→ PROMPT:
Work out the number of lines with the word "Output" in the material below, then reply with that number only.

** START DATASET CONTENT **

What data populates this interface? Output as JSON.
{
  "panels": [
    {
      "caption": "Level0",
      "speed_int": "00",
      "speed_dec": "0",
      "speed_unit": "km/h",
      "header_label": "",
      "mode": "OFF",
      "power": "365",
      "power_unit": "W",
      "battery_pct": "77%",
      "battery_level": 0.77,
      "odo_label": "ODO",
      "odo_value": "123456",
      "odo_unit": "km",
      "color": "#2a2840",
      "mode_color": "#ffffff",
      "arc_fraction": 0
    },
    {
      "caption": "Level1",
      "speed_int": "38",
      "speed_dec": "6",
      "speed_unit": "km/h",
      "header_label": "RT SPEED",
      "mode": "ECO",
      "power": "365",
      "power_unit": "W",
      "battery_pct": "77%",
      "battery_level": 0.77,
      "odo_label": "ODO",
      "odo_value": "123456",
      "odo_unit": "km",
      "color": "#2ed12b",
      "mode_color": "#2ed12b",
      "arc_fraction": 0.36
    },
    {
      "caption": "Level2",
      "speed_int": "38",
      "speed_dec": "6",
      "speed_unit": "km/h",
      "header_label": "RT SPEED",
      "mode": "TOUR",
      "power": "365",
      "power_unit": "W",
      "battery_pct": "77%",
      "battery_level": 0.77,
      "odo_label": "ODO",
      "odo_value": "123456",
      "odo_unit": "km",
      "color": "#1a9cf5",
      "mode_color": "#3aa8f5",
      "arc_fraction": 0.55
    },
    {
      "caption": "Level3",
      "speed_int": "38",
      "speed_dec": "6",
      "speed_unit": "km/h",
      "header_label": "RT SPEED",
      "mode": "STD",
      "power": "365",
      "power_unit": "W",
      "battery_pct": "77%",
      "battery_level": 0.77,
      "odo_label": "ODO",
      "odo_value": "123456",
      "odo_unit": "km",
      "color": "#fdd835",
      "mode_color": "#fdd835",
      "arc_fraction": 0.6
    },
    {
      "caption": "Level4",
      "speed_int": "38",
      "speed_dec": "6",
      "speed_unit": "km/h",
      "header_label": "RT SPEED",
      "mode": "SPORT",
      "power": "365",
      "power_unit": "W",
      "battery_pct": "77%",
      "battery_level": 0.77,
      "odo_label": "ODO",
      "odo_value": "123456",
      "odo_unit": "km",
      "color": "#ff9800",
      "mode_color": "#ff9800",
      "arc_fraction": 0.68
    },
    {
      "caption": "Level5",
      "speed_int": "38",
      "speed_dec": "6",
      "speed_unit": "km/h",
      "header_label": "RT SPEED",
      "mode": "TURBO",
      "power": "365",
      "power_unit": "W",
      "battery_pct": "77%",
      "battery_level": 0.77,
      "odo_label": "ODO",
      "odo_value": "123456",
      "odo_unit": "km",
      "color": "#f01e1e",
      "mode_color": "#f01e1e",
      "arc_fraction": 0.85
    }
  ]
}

** END DATASET CONTENT **
** START DATASET CONTENT **

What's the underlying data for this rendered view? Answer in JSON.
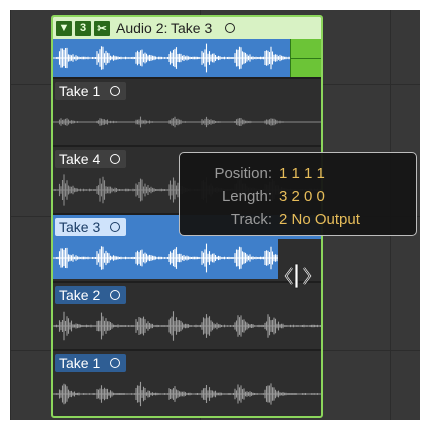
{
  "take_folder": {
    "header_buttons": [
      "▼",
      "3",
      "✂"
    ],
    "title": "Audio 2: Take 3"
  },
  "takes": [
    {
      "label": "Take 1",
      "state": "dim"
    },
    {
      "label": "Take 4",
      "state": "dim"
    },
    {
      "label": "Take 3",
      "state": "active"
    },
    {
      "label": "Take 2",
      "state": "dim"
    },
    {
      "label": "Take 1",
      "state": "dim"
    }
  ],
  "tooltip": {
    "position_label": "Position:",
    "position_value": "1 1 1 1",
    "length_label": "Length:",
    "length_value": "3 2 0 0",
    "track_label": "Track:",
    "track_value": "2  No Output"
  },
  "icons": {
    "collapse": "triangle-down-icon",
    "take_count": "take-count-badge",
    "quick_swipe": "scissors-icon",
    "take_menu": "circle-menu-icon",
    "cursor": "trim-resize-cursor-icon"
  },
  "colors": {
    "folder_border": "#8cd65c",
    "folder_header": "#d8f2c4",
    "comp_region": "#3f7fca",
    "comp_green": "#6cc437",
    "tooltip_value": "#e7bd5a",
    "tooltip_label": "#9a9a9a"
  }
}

** END DATASET CONTENT **

→ RESULT OF THIS TASK:
2